Source records
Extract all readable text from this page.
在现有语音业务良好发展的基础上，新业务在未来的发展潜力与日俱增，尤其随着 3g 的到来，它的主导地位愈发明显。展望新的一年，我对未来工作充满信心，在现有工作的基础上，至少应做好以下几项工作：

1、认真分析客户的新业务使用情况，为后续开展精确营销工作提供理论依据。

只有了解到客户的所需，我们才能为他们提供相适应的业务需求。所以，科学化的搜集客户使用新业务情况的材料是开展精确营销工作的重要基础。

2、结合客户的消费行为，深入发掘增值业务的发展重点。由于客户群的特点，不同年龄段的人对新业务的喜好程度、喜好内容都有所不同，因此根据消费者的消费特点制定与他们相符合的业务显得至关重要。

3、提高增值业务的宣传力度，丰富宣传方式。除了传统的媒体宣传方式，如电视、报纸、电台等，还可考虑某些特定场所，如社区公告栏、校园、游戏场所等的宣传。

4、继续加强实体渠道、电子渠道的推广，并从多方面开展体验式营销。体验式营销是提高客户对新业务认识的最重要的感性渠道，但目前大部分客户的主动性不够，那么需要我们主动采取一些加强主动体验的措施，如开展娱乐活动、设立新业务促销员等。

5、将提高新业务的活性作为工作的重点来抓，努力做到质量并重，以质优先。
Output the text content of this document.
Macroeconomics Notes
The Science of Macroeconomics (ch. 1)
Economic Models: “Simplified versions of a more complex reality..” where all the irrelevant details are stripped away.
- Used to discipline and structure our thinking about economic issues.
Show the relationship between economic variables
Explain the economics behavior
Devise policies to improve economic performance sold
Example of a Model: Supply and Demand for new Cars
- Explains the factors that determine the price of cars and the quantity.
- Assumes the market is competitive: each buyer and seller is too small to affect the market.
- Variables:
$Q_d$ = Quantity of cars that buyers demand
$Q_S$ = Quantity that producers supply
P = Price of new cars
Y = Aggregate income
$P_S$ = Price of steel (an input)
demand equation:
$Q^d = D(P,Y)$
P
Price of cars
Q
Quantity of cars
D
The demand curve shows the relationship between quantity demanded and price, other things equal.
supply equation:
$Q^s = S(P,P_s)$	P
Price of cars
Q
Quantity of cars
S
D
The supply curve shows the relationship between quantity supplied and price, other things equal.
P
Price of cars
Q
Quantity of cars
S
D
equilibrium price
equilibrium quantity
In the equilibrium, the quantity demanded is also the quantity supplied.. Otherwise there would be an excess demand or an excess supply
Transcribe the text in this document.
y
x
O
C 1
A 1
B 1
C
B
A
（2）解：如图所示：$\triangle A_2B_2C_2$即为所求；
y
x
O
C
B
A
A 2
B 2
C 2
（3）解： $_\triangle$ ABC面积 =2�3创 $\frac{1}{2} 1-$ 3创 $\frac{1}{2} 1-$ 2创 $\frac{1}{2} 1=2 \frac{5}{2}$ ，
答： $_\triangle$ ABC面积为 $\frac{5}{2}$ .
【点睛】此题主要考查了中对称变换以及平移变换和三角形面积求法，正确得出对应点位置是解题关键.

● Task statement
Go through the material above line by line and copy it exactly.

● Task result
Extract all readable text from this page.
在现有语音业务良好发展的基础上，新业务在未来的发展潜力与日俱增，尤其随着 3g 的到来，它的主导地位愈发明显。展望新的一年，我对未来工作充满信心，在现有工作的基础上，至少应做好以下几项工作：

1、认真分析客户的新业务使用情况，为后续开展精确营销工作提供理论依据。

只有了解到客户的所需，我们才能为他们提供相适应的业务需求。所以，科学化的搜集客户使用新业务情况的材料是开展精确营销工作的重要基础。

2、结合客户的消费行为，深入发掘增值业务的发展重点。由于客户群的特点，不同年龄段的人对新业务的喜好程度、喜好内容都有所不同，因此根据消费者的消费特点制定与他们相符合的业务显得至关重要。

3、提高增值业务的宣传力度，丰富宣传方式。除了传统的媒体宣传方式，如电视、报纸、电台等，还可考虑某些特定场所，如社区公告栏、校园、游戏场所等的宣传。

4、继续加强实体渠道、电子渠道的推广，并从多方面开展体验式营销。体验式营销是提高客户对新业务认识的最重要的感性渠道，但目前大部分客户的主动性不够，那么需要我们主动采取一些加强主动体验的措施，如开展娱乐活动、设立新业务促销员等。

5、将提高新业务的活性作为工作的重点来抓，努力做到质量并重，以质优先。
Output the text content of this document.
Macroeconomics Notes
The Science of Macroeconomics (ch. 1)
Economic Models: “Simplified versions of a more complex reality..” where all the irrelevant details are stripped away.
- Used to discipline and structure our thinking about economic issues.
Show the relationship between economic variables
Explain the economics behavior
Devise policies to improve economic performance sold
Example of a Model: Supply and Demand for new Cars
- Explains the factors that determine the price of cars and the quantity.
- Assumes the market is competitive: each buyer and seller is too small to affect the market.
- Variables:
$Q_d$ = Quantity of cars that buyers demand
$Q_S$ = Quantity that producers supply
P = Price of new cars
Y = Aggregate income
$P_S$ = Price of steel (an input)
demand equation:
$Q^d = D(P,Y)$
P
Price of cars
Q
Quantity of cars
D
The demand curve shows the relationship between quantity demanded and price, other things equal.
supply equation:
$Q^s = S(P,P_s)$	P
Price of cars
Q
Quantity of cars
S
D
The supply curve shows the relationship between quantity supplied and price, other things equal.
P
Price of cars
Q
Quantity of cars
S
D
equilibrium price
equilibrium quantity
In the equilibrium, the quantity demanded is also the quantity supplied.. Otherwise there would be an excess demand or an excess supply
Transcribe the text in this document.
y
x
O
C 1
A 1
B 1
C
B
A
（2）解：如图所示：$\triangle A_2B_2C_2$即为所求；
y
x
O
C
B
A
A 2
B 2
C 2
（3）解： $_\triangle$ ABC面积 =2�3创 $\frac{1}{2} 1-$ 3创 $\frac{1}{2} 1-$ 2创 $\frac{1}{2} 1=2 \frac{5}{2}$ ，
答： $_\triangle$ ABC面积为 $\frac{5}{2}$ .
【点睛】此题主要考查了中对称变换以及平移变换和三角形面积求法，正确得出对应点位置是解题关键.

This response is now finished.